-- Start Extract provided --
Re: PATCH: Batch/pipelining support for libpq - Mailing list pgsql-hackers

From Matthieu Garrigues
Subject Re: PATCH: Batch/pipelining support for libpq
Date
Msg-id CAJkzx4T5E-2cQe3dtv2R78dYFvz+in8PY7A8MArvLhs_pg75gg@mail.gmail.com
Whole thread Raw
In response to PATCH: Batch/pipelining support for libpq  (Craig Ringer <craig@2ndquadrant.com>)
Responses Re: PATCH: Batch/pipelining support for libpq  (Alvaro Herrera <alvherre@2ndquadrant.com>)
Re: PATCH: Batch/pipelining support for libpq  (Dave Cramer <davecramer@postgres.rocks>)
List pgsql-hackers
Hi,

It seems like this patch is nearly finished. I fixed all the remaining
issues. I'm also asking
a confirmation of the test scenarios you want to see in the next
version of the patch.

> Hi,
>
> On 2020-07-10 19:01:49 -0400, Alvaro Herrera wrote:
> > Totally unasked for, here's a rebase of this patch series.  I didn't do
> > anything other than rebasing to current master, solving a couple of very
> > trivial conflicts, fixing some whitespace complaints by git apply, and
> > running tests to verify everthing works.
> >
> > I don't foresee working on this at all, so if anyone is interested in
> > seeing this feature in, I encourage them to read and address
> > Horiguchi-san's feedback.
>
> Nor am I planning to do so, but I do think its a pretty important
> improvement.
>
>
Fixed

>
>
> > +/*
> > + * PQrecyclePipelinedCommand
> > + * Push a command queue entry onto the freelist. It must be a dangling entry
> > + * with null next pointer and not referenced by any other entry's next pointer.
> > + */
>
> Dangling sounds a bit like it's already freed.
>
>
Fixed

>
>
> > +/*
> > + * PQbatchSendQueue
> > + * End a batch submission by sending a protocol sync. The connection will
> > + * remain in batch mode and unavailable for new synchronous command execution
> > + * functions until all results from the batch are processed by the client.
>
> I feel like the reference to the protocol sync is a bit too low level
> for an external API. It should first document what the function does
> from a user's POV.
>
> I think it'd also be good to document whether / whether not queries can
> already have been sent before PQbatchSendQueue is called or not.
>
Fixed

>
>
>
> > + if (conn->batch_status == PQBATCH_MODE_ABORTED && conn->queryclass != PGQUERY_SYNC)
-- End Extract provided --
# Tasks to carry out:
- A) Rewrite the pgsql-hackers message between "Re: PATCH: Batch/pipelining support for libpq - Mailing" and "libpq  (Dave Cramer <davecramer@postgres.rocks>)", inclusive, with "Batch/pipelining" changed to "Pipeline mode".
- B) Answer these questions about the pgsql-hackers message, giving each answer on its own line:
(i) Who is named in the From field?
(ii) On what date did Alvaro Herrera write the quoted rebase message?
(iii) Whose feedback did Alvaro Herrera urge interested readers to address?
- C) Carry on the pgsql-hackers message from the point where it stops.
None of the lines that come next are needed.
-- Start Given material --
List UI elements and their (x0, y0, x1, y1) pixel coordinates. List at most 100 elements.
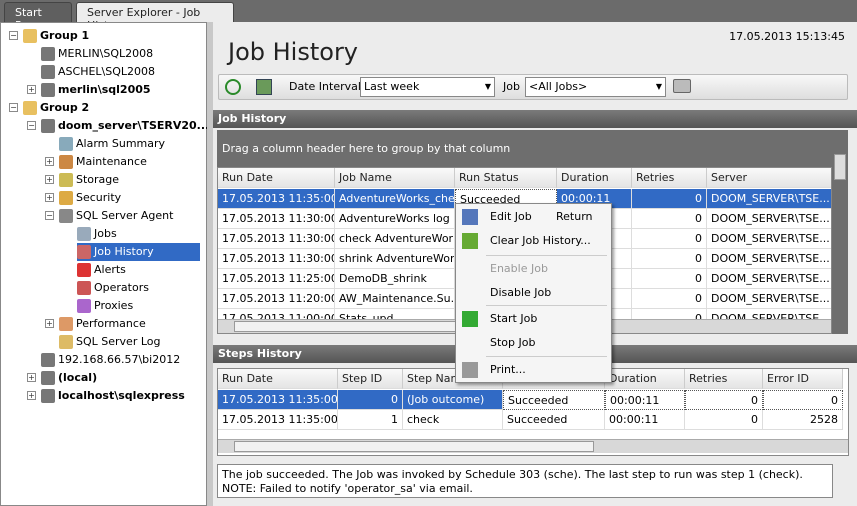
-- End Given material --
# Results:
- A)
Re: PATCH: Pipeline mode support for libpq - Mailing list pgsql-hackers

From Matthieu Garrigues
Subject Re: PATCH: Pipeline mode support for libpq
Date
Msg-id CAJkzx4T5E-2cQe3dtv2R78dYFvz+in8PY7A8MArvLhs_pg75gg@mail.gmail.com
Whole thread Raw
In response to PATCH: Pipeline mode support for libpq  (Craig Ringer <craig@2ndquadrant.com>)
Responses Re: PATCH: Pipeline mode support for libpq  (Alvaro Herrera <alvherre@2ndquadrant.com>)
Re: PATCH: Pipeline mode support for libpq  (Dave Cramer <davecramer@postgres.rocks>)

- B)
(i) Matthieu Garrigues
(ii) 2020-07-10
(iii) Horiguchi-san's

- C)
> > + {
> > + /*
> > + * In an aborted batch we don't get anything from the server for each
> > + * result; we're just discarding input until we get to the next sync
> > + * from the server. The client needs to know its queries got aborted
> > + * so we create a fake PGresult to return immediately from
> > + * PQgetResult.
> > + */
> > + conn->result = PQmakeEmptyPGresult(conn,
> > +   PGRES_BATCH_ABORTED);
> > + if (!conn->result)
> > + {
> > + printfPQExpBuffer(&conn->errorMessage,
> > +  libpq_gettext("out of memory"));
> > + pqSaveErrorResult(conn);
> > + return 0;
>
> Is there any way an application can recover at this point? ISTM we'd be
> stuck in the previous asyncStatus, no?
>

conn->result is null when malloc(sizeof(PGresult)) returns null. It's
very unlikely unless
the server machine is out of memory, so the server will probably be
unresponsive anyway.

I'm leaving this as it is but if anyone has a solution simple to
implement I'll fix it.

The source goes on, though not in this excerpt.